(A block of data)
----------------------------------------

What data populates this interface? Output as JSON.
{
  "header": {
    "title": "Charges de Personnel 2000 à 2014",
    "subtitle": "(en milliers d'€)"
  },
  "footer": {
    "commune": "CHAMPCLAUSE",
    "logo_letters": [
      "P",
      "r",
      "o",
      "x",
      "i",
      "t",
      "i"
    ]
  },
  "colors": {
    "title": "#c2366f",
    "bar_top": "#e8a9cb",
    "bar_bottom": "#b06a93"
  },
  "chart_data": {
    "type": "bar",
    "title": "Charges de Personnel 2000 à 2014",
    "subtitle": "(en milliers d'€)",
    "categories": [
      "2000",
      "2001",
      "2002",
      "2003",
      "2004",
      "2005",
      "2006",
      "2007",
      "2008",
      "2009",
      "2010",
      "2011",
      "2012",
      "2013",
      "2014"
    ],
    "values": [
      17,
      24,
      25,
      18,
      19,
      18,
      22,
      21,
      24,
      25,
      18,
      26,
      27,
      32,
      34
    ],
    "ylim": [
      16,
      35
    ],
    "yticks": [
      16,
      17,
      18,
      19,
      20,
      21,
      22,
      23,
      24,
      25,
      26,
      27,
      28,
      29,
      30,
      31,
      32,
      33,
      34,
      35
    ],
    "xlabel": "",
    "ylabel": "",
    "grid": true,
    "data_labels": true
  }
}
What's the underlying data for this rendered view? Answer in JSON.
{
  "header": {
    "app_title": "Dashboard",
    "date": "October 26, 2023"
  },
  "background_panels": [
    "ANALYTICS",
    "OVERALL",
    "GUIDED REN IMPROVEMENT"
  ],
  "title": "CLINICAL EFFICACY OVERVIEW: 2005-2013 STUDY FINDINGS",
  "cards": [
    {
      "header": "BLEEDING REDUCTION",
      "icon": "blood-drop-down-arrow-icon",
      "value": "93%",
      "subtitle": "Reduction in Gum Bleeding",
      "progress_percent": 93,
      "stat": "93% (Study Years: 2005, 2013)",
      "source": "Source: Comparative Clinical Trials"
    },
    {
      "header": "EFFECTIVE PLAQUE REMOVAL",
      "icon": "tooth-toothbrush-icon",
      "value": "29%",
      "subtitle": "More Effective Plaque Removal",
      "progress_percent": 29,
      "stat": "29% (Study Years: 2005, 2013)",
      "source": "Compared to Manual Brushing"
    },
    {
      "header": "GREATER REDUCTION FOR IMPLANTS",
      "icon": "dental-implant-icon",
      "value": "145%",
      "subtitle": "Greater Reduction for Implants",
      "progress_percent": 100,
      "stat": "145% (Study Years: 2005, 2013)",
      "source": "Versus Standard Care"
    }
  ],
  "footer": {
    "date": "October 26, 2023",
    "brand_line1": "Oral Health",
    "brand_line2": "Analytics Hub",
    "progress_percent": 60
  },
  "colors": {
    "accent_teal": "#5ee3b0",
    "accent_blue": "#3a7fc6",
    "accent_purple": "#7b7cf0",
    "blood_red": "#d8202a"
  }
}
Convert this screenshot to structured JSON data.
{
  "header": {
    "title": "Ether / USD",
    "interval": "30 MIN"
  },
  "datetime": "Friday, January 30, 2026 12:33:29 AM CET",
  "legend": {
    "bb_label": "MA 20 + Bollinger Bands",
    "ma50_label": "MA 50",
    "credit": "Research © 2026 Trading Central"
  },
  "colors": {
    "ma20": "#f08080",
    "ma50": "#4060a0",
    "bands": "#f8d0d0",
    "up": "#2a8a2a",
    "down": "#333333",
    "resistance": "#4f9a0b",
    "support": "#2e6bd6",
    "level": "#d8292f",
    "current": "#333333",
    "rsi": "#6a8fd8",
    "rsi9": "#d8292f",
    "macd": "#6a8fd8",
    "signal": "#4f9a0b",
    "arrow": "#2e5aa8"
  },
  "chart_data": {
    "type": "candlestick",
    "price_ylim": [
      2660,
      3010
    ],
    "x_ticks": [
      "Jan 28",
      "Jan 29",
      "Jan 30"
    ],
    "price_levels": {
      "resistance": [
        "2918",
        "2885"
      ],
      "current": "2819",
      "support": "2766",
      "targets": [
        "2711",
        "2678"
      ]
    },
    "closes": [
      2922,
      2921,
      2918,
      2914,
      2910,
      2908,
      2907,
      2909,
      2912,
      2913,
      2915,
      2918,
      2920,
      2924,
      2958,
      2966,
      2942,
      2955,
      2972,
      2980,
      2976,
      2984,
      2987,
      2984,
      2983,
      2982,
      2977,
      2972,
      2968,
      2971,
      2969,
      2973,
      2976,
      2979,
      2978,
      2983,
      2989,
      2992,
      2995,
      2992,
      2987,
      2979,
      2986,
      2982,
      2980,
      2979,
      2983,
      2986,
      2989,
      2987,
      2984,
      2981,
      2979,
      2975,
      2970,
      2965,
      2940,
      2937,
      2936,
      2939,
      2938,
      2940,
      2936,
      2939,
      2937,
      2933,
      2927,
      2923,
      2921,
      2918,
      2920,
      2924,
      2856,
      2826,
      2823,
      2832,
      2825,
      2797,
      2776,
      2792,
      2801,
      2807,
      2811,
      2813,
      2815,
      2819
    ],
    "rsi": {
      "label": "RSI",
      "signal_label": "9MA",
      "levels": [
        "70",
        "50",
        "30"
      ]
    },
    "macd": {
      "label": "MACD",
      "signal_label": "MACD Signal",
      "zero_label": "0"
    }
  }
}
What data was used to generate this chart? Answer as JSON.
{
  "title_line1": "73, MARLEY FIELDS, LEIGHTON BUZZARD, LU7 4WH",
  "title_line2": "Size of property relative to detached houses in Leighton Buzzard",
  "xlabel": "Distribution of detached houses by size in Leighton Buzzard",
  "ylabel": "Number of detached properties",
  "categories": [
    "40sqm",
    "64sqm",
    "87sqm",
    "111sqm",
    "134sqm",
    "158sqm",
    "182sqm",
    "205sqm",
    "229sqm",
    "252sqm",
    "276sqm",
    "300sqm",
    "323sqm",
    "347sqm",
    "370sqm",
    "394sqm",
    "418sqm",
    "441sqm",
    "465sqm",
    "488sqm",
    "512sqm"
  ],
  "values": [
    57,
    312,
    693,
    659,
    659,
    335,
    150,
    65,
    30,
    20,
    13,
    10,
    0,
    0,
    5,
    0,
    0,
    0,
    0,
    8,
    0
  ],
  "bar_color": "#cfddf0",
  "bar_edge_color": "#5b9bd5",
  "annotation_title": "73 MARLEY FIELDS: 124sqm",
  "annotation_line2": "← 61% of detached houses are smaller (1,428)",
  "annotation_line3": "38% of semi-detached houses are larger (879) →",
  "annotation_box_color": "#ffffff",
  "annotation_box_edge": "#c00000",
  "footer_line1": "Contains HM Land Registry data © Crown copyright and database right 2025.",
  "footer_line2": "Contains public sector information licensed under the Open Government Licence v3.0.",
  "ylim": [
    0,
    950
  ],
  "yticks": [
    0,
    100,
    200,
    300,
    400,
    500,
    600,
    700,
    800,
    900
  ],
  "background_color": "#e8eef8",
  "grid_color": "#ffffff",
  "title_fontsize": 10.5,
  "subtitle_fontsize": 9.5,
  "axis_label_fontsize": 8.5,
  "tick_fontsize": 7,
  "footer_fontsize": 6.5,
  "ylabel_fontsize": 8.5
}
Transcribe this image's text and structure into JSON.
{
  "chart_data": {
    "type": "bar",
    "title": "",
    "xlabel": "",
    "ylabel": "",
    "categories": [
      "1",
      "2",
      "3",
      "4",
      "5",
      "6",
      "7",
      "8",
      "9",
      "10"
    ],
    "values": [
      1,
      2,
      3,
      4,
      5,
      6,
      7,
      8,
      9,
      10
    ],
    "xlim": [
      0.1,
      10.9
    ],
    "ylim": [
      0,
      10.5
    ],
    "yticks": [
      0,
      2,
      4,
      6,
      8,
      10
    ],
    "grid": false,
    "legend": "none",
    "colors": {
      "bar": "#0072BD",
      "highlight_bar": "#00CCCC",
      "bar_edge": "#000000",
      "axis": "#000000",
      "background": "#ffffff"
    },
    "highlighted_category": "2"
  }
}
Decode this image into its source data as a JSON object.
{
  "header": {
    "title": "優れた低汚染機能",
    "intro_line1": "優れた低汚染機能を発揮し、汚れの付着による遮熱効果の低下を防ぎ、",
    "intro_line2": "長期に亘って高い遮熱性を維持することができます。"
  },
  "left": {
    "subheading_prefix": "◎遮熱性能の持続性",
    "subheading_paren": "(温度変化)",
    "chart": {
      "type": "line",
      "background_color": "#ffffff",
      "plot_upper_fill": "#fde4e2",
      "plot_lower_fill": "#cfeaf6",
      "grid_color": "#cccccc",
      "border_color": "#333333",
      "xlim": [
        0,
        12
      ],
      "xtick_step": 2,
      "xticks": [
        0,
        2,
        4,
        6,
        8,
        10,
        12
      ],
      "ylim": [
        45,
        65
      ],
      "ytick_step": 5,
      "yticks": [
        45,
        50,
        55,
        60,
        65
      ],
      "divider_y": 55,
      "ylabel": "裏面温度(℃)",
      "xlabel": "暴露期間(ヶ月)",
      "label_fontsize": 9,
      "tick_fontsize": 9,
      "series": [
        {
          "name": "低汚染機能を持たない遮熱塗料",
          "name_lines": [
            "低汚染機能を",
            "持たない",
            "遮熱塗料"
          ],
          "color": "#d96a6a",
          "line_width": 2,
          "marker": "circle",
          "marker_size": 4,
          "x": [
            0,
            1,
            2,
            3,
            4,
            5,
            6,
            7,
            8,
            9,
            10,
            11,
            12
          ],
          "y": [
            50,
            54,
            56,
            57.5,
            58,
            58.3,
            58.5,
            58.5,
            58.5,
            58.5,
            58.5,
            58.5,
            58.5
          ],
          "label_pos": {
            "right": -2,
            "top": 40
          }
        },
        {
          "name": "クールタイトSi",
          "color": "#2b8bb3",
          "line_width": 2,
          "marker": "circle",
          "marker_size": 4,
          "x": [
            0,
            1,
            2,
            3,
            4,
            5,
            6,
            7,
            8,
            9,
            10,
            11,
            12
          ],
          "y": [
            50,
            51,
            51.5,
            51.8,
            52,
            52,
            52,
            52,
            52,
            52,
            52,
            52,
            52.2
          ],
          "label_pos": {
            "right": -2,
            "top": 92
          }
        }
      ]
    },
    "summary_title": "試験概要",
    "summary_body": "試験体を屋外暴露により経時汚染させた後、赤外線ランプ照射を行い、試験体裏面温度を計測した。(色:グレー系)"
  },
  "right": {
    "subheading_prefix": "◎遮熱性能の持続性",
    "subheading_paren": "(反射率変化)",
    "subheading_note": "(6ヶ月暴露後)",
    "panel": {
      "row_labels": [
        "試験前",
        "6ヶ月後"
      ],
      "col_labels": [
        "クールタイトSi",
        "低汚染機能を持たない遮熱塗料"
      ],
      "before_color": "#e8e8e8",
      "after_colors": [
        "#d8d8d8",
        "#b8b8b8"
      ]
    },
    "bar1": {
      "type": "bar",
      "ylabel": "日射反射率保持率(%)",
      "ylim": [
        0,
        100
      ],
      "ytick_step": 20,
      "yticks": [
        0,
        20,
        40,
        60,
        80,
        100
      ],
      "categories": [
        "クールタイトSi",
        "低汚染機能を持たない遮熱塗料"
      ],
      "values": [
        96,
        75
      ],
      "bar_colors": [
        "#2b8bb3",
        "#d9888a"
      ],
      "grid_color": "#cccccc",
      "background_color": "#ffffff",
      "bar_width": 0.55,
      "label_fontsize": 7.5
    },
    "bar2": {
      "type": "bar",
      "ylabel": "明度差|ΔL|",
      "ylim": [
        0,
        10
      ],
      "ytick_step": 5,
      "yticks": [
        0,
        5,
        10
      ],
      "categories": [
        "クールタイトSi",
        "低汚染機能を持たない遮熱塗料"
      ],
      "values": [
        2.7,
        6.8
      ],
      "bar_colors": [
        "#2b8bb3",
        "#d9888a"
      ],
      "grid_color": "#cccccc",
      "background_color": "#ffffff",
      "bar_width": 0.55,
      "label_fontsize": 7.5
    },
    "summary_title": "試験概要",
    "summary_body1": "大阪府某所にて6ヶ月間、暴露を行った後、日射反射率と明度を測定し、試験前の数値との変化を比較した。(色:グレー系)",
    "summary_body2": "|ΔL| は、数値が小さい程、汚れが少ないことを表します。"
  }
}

----------------------------------------

Goal
Where does the word "milliers" appear? Return each line that holds it.

Task solution
    "subtitle": "(en milliers d'€)"
    "subtitle": "(en milliers d'€)",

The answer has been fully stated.